╭─ MATERIAL PROVIDED

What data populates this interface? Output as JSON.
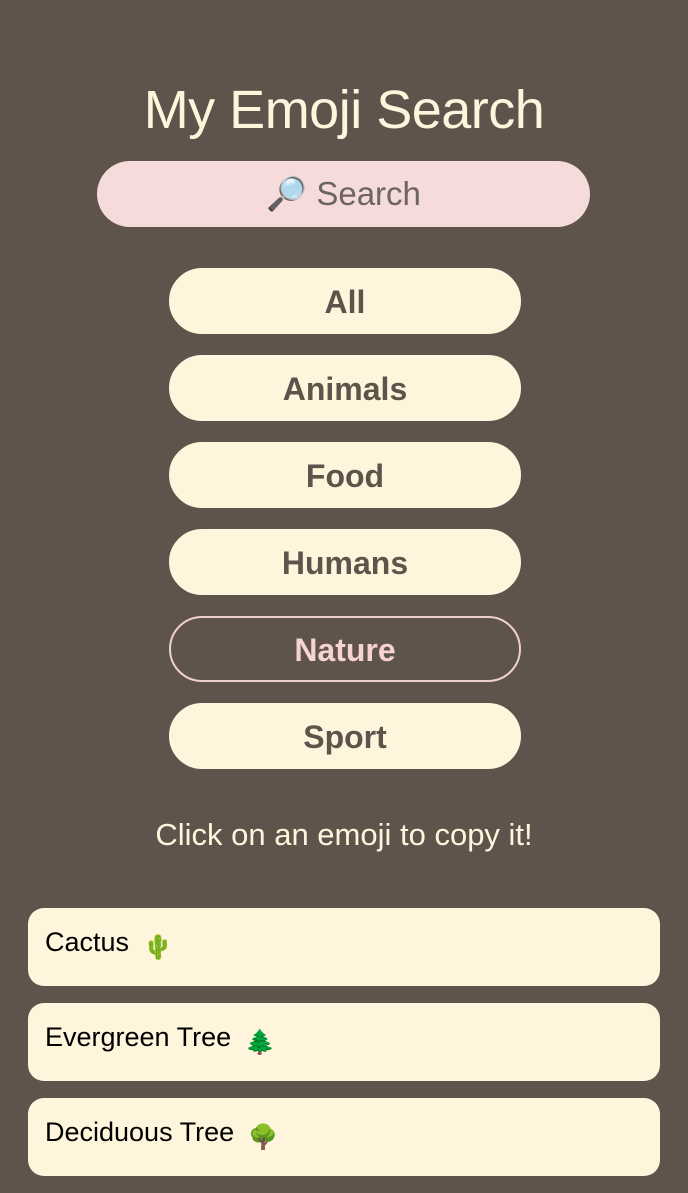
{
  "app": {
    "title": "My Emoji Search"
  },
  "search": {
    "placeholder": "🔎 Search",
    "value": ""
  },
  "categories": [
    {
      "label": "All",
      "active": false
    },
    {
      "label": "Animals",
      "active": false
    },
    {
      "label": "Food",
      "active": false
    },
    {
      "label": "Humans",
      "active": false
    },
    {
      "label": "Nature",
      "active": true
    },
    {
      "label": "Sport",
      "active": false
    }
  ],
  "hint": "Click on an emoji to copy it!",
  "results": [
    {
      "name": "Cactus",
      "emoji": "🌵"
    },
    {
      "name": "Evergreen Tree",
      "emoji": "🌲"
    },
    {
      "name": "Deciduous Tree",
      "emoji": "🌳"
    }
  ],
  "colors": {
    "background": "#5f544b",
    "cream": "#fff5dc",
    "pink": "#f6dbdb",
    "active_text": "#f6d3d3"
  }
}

╰─

* PROMPT
Word for word, quote the lines above. Omit the pictures.

* FINAL RESULT
What data populates this interface? Output as JSON.
{
  "app": {
    "title": "My Emoji Search"
  },
  "search": {
    "placeholder": "🔎 Search",
    "value": ""
  },
  "categories": [
    {
      "label": "All",
      "active": false
    },
    {
      "label": "Animals",
      "active": false
    },
    {
      "label": "Food",
      "active": false
    },
    {
      "label": "Humans",
      "active": false
    },
    {
      "label": "Nature",
      "active": true
    },
    {
      "label": "Sport",
      "active": false
    }
  ],
  "hint": "Click on an emoji to copy it!",
  "results": [
    {
      "name": "Cactus",
      "emoji": "🌵"
    },
    {
      "name": "Evergreen Tree",
      "emoji": "🌲"
    },
    {
      "name": "Deciduous Tree",
      "emoji": "🌳"
    }
  ],
  "colors": {
    "background": "#5f544b",
    "cream": "#fff5dc",
    "pink": "#f6dbdb",
    "active_text": "#f6d3d3"
  }
}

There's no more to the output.